[Boxed element entries]

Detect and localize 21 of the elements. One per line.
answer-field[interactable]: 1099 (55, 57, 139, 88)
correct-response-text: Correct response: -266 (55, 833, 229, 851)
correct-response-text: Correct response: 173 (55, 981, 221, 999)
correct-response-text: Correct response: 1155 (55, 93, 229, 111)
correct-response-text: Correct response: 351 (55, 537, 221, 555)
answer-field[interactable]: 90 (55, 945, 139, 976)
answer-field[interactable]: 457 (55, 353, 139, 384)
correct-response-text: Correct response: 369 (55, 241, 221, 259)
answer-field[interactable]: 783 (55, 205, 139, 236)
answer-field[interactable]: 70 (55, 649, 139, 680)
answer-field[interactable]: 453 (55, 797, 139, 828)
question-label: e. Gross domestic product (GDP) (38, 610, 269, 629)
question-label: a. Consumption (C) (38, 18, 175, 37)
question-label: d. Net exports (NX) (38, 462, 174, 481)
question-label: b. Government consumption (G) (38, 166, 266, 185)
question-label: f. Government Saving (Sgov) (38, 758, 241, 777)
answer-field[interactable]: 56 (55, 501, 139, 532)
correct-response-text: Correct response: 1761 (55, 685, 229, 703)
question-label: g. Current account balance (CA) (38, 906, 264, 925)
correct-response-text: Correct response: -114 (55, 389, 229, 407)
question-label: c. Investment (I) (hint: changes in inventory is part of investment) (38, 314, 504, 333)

EXERCISE BRIEF ▸
Rewrite the records above, putting "Expected response" wherever "Correct response" appears and leaving everything else the same.

REPLY TO THE TASK ▸
Detect and localize 21 of the elements. One per line.
answer-field[interactable]: 1099 (55, 57, 139, 88)
correct-response-text: Expected response: -266 (55, 833, 229, 851)
correct-response-text: Expected response: 173 (55, 981, 221, 999)
correct-response-text: Expected response: 1155 (55, 93, 229, 111)
correct-response-text: Expected response: 351 (55, 537, 221, 555)
answer-field[interactable]: 90 (55, 945, 139, 976)
answer-field[interactable]: 457 (55, 353, 139, 384)
correct-response-text: Expected response: 369 (55, 241, 221, 259)
answer-field[interactable]: 783 (55, 205, 139, 236)
answer-field[interactable]: 70 (55, 649, 139, 680)
answer-field[interactable]: 453 (55, 797, 139, 828)
question-label: e. Gross domestic product (GDP) (38, 610, 269, 629)
question-label: a. Consumption (C) (38, 18, 175, 37)
question-label: d. Net exports (NX) (38, 462, 174, 481)
question-label: b. Government consumption (G) (38, 166, 266, 185)
question-label: f. Government Saving (Sgov) (38, 758, 241, 777)
answer-field[interactable]: 56 (55, 501, 139, 532)
correct-response-text: Expected response: 1761 (55, 685, 229, 703)
question-label: g. Current account balance (CA) (38, 906, 264, 925)
correct-response-text: Expected response: -114 (55, 389, 229, 407)
question-label: c. Investment (I) (hint: changes in inventory is part of investment) (38, 314, 504, 333)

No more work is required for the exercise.